----- RECORDS SUPPLIED
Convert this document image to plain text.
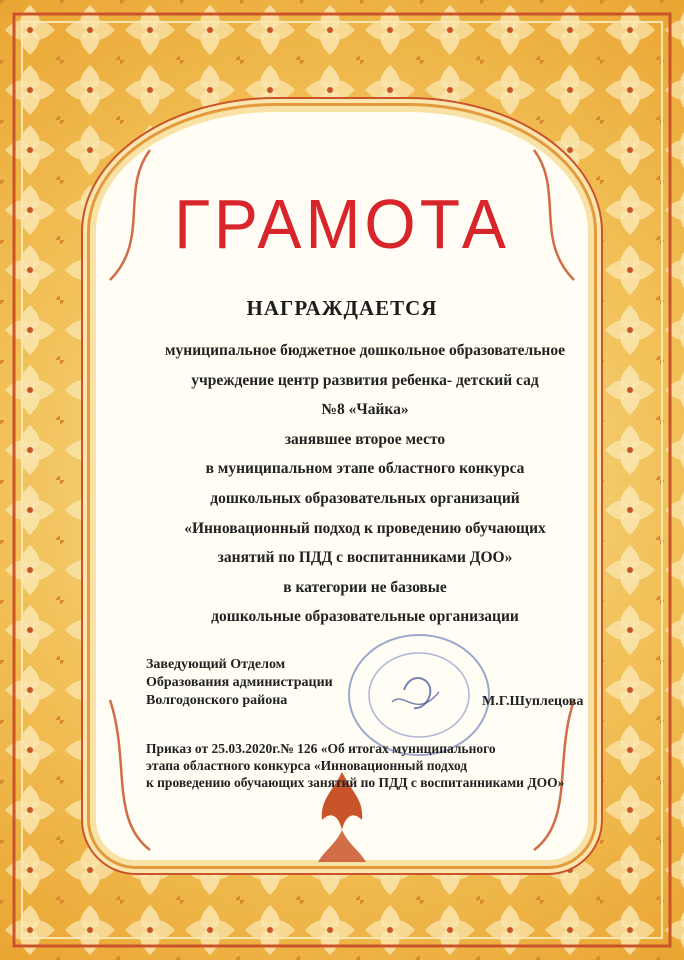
ГРАМОТА
НАГРАЖДАЕТСЯ
муниципальное бюджетное дошкольное образовательное
учреждение центр развития ребенка- детский сад
№8 «Чайка»
занявшее второе место
в муниципальном этапе областного конкурса
дошкольных образовательных организаций
«Инновационный подход к проведению обучающих
занятий по ПДД с воспитанниками ДОО»
в категории не базовые
дошкольные образовательные организации
Заведующий Отделом
Образования администрации
Волгодонского района	М.Г.Шуплецова
Приказ от 25.03.2020г.№ 126 «Об итогах муниципального
этапа областного конкурса «Инновационный подход
к проведению обучающих занятий по ПДД с воспитанниками ДОО»
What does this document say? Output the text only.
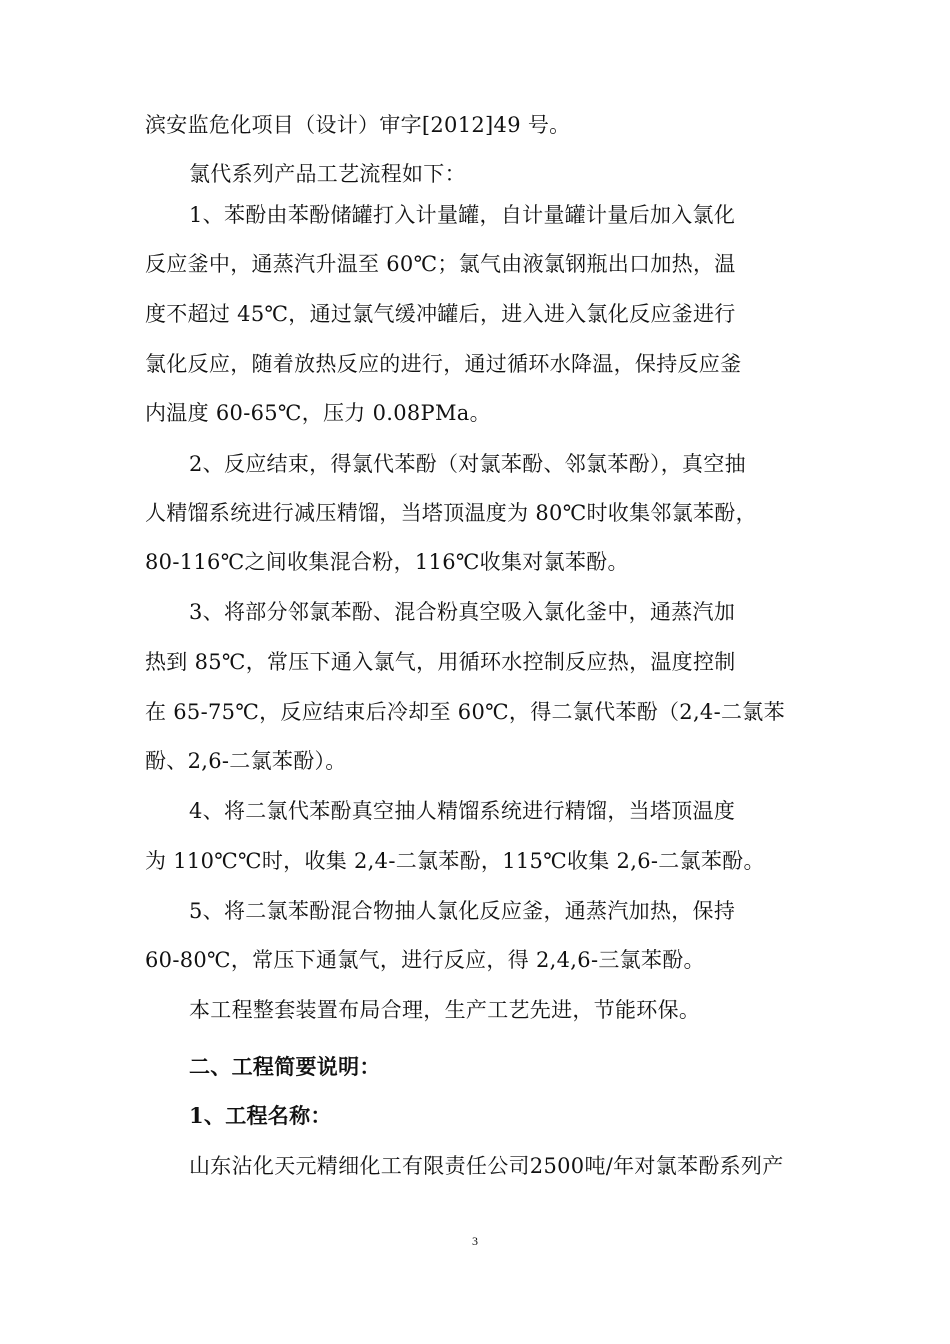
滨安监危化项目（设计）审字[2012]49 号。
氯代系列产品工艺流程如下：
1、苯酚由苯酚储罐打入计量罐，自计量罐计量后加入氯化
反应釜中，通蒸汽升温至 60℃；氯气由液氯钢瓶出口加热，温
度不超过 45℃，通过氯气缓冲罐后，进入进入氯化反应釜进行
氯化反应，随着放热反应的进行，通过循环水降温，保持反应釜
内温度 60-65℃，压力 0.08PMa。
2、反应结束，得氯代苯酚（对氯苯酚、邻氯苯酚），真空抽
人精馏系统进行减压精馏，当塔顶温度为 80℃时收集邻氯苯酚，
80-116℃之间收集混合粉，116℃收集对氯苯酚。
3、将部分邻氯苯酚、混合粉真空吸入氯化釜中，通蒸汽加
热到 85℃，常压下通入氯气，用循环水控制反应热，温度控制
在 65-75℃，反应结束后冷却至 60℃，得二氯代苯酚（2,4-二氯苯
酚、2,6-二氯苯酚）。
4、将二氯代苯酚真空抽人精馏系统进行精馏，当塔顶温度
为 110℃℃时，收集 2,4-二氯苯酚，115℃收集 2,6-二氯苯酚。
5、将二氯苯酚混合物抽人氯化反应釜，通蒸汽加热，保持
60-80℃，常压下通氯气，进行反应，得 2,4,6-三氯苯酚。
本工程整套装置布局合理，生产工艺先进，节能环保。
二、工程简要说明：
1、工程名称：
山东沾化天元精细化工有限责任公司2500吨/年对氯苯酚系列产
3
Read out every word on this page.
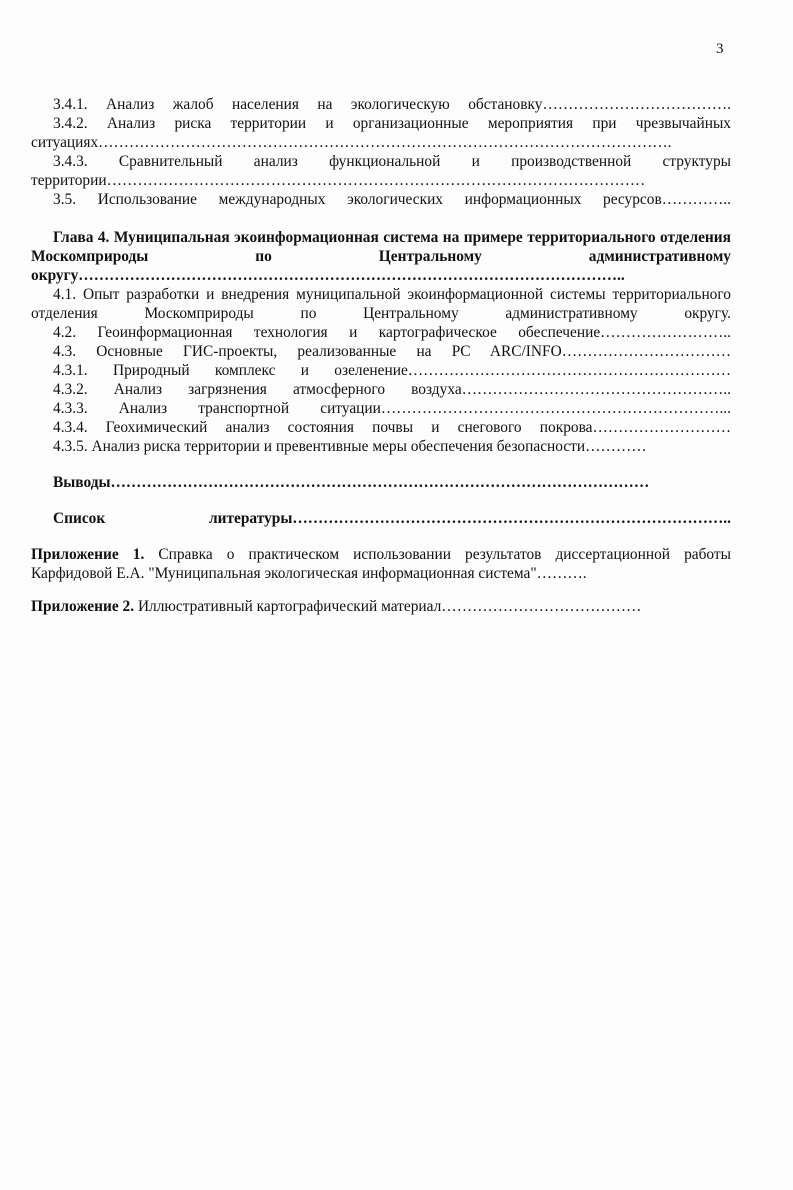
3

3.4.1. Анализ жалоб населения на экологическую обстановку……………………………….

3.4.2. Анализ риска территории и организационные мероприятия при чрезвычайных ситуациях………………………………………………………………………………………………….

3.4.3. Сравнительный анализ функциональной и производственной структуры территории……………………………………………………………………………………………

3.5. Использование международных экологических информационных ресурсов…………..

Глава 4. Муниципальная экоинформационная система на примере территориального отделения Москомприроды по Центральному административному округу……………………………………………………………………………………………..

4.1. Опыт разработки и внедрения муниципальной экоинформационной системы территориального отделения Москомприроды по Центральному административному округу.

4.2. Геоинформационная технология и картографическое обеспечение……………………..

4.3. Основные ГИС-проекты, реализованные на PC ARC/INFO……………………………

4.3.1. Природный комплекс и озеленение………………………………………………………

4.3.2. Анализ загрязнения атмосферного воздуха……………………………………………..

4.3.3. Анализ транспортной ситуации…………………………………………………………...

4.3.4. Геохимический анализ состояния почвы и снегового покрова………………………

4.3.5. Анализ риска территории и превентивные меры обеспечения безопасности…………

Выводы……………………………………………………………………………………………

Список литературы…………………………………………………………………………..

Приложение 1. Справка о практическом использовании результатов диссертационной работы Карфидовой Е.А. "Муниципальная экологическая информационная система"……….

Приложение 2. Иллюстративный картографический материал…………………………………
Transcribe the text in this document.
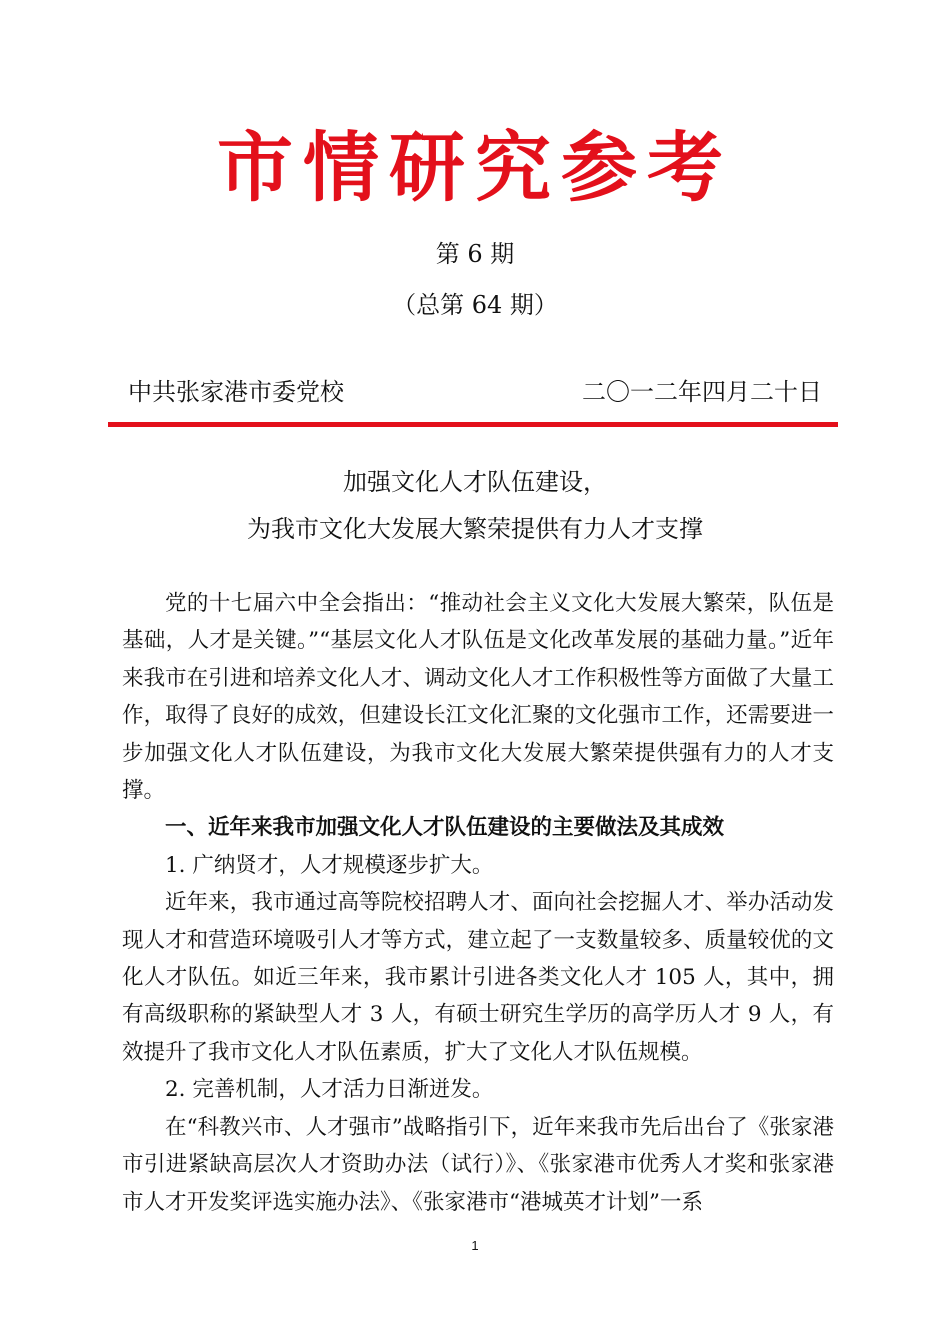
市情研究参考
第 6 期
（总第 64 期）
中共张家港市委党校	二〇一二年四月二十日
加强文化人才队伍建设，
为我市文化大发展大繁荣提供有力人才支撑

党的十七届六中全会指出：“推动社会主义文化大发展大繁荣，队伍是基础，人才是关键。”“基层文化人才队伍是文化改革发展的基础力量。”近年来我市在引进和培养文化人才、调动文化人才工作积极性等方面做了大量工作，取得了良好的成效，但建设长江文化汇聚的文化强市工作，还需要进一步加强文化人才队伍建设，为我市文化大发展大繁荣提供强有力的人才支撑。

一、近年来我市加强文化人才队伍建设的主要做法及其成效

1. 广纳贤才，人才规模逐步扩大。

近年来，我市通过高等院校招聘人才、面向社会挖掘人才、举办活动发现人才和营造环境吸引人才等方式，建立起了一支数量较多、质量较优的文化人才队伍。如近三年来，我市累计引进各类文化人才 105 人，其中，拥有高级职称的紧缺型人才 3 人，有硕士研究生学历的高学历人才 9 人，有效提升了我市文化人才队伍素质，扩大了文化人才队伍规模。

2. 完善机制，人才活力日渐迸发。

在“科教兴市、人才强市”战略指引下，近年来我市先后出台了《张家港市引进紧缺高层次人才资助办法（试行）》、《张家港市优秀人才奖和张家港市人才开发奖评选实施办法》、《张家港市“港城英才计划”一系

1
----------
§ WHAT IS REQUIRED: Copy everything in the records above except the pictures, exactly as written.

§ RESPONSE TO THE EXERCISE:
Convert this document image to plain text.
ГРАМОТА
НАГРАЖДАЕТСЯ
муниципальное бюджетное дошкольное образовательное
учреждение центр развития ребенка- детский сад
№8 «Чайка»
занявшее второе место
в муниципальном этапе областного конкурса
дошкольных образовательных организаций
«Инновационный подход к проведению обучающих
занятий по ПДД с воспитанниками ДОО»
в категории не базовые
дошкольные образовательные организации
Заведующий Отделом
Образования администрации
Волгодонского района	М.Г.Шуплецова
Приказ от 25.03.2020г.№ 126 «Об итогах муниципального
этапа областного конкурса «Инновационный подход
к проведению обучающих занятий по ПДД с воспитанниками ДОО»
What does this document say? Output the text only.
滨安监危化项目（设计）审字[2012]49 号。
氯代系列产品工艺流程如下：
1、苯酚由苯酚储罐打入计量罐，自计量罐计量后加入氯化
反应釜中，通蒸汽升温至 60℃；氯气由液氯钢瓶出口加热，温
度不超过 45℃，通过氯气缓冲罐后，进入进入氯化反应釜进行
氯化反应，随着放热反应的进行，通过循环水降温，保持反应釜
内温度 60-65℃，压力 0.08PMa。
2、反应结束，得氯代苯酚（对氯苯酚、邻氯苯酚），真空抽
人精馏系统进行减压精馏，当塔顶温度为 80℃时收集邻氯苯酚，
80-116℃之间收集混合粉，116℃收集对氯苯酚。
3、将部分邻氯苯酚、混合粉真空吸入氯化釜中，通蒸汽加
热到 85℃，常压下通入氯气，用循环水控制反应热，温度控制
在 65-75℃，反应结束后冷却至 60℃，得二氯代苯酚（2,4-二氯苯
酚、2,6-二氯苯酚）。
4、将二氯代苯酚真空抽人精馏系统进行精馏，当塔顶温度
为 110℃℃时，收集 2,4-二氯苯酚，115℃收集 2,6-二氯苯酚。
5、将二氯苯酚混合物抽人氯化反应釜，通蒸汽加热，保持
60-80℃，常压下通氯气，进行反应，得 2,4,6-三氯苯酚。
本工程整套装置布局合理，生产工艺先进，节能环保。
二、工程简要说明：
1、工程名称：
山东沾化天元精细化工有限责任公司2500吨/年对氯苯酚系列产
3
Read out every word on this page.
3

3.4.1. Анализ жалоб населения на экологическую обстановку……………………………….

3.4.2. Анализ риска территории и организационные мероприятия при чрезвычайных ситуациях………………………………………………………………………………………………….

3.4.3. Сравнительный анализ функциональной и производственной структуры территории……………………………………………………………………………………………

3.5. Использование международных экологических информационных ресурсов…………..

Глава 4. Муниципальная экоинформационная система на примере территориального отделения Москомприроды по Центральному административному округу……………………………………………………………………………………………..

4.1. Опыт разработки и внедрения муниципальной экоинформационной системы территориального отделения Москомприроды по Центральному административному округу.

4.2. Геоинформационная технология и картографическое обеспечение……………………..

4.3. Основные ГИС-проекты, реализованные на PC ARC/INFO……………………………

4.3.1. Природный комплекс и озеленение………………………………………………………

4.3.2. Анализ загрязнения атмосферного воздуха……………………………………………..

4.3.3. Анализ транспортной ситуации…………………………………………………………...

4.3.4. Геохимический анализ состояния почвы и снегового покрова………………………

4.3.5. Анализ риска территории и превентивные меры обеспечения безопасности…………

Выводы……………………………………………………………………………………………

Список литературы…………………………………………………………………………..

Приложение 1. Справка о практическом использовании результатов диссертационной работы Карфидовой Е.А. "Муниципальная экологическая информационная система"……….

Приложение 2. Иллюстративный картографический материал…………………………………
Transcribe the text in this document.
市情研究参考
第 6 期
（总第 64 期）
中共张家港市委党校	二〇一二年四月二十日
加强文化人才队伍建设，
为我市文化大发展大繁荣提供有力人才支撑

党的十七届六中全会指出：“推动社会主义文化大发展大繁荣，队伍是基础，人才是关键。”“基层文化人才队伍是文化改革发展的基础力量。”近年来我市在引进和培养文化人才、调动文化人才工作积极性等方面做了大量工作，取得了良好的成效，但建设长江文化汇聚的文化强市工作，还需要进一步加强文化人才队伍建设，为我市文化大发展大繁荣提供强有力的人才支撑。

一、近年来我市加强文化人才队伍建设的主要做法及其成效

1. 广纳贤才，人才规模逐步扩大。

近年来，我市通过高等院校招聘人才、面向社会挖掘人才、举办活动发现人才和营造环境吸引人才等方式，建立起了一支数量较多、质量较优的文化人才队伍。如近三年来，我市累计引进各类文化人才 105 人，其中，拥有高级职称的紧缺型人才 3 人，有硕士研究生学历的高学历人才 9 人，有效提升了我市文化人才队伍素质，扩大了文化人才队伍规模。

2. 完善机制，人才活力日渐迸发。

在“科教兴市、人才强市”战略指引下，近年来我市先后出台了《张家港市引进紧缺高层次人才资助办法（试行）》、《张家港市优秀人才奖和张家港市人才开发奖评选实施办法》、《张家港市“港城英才计划”一系

1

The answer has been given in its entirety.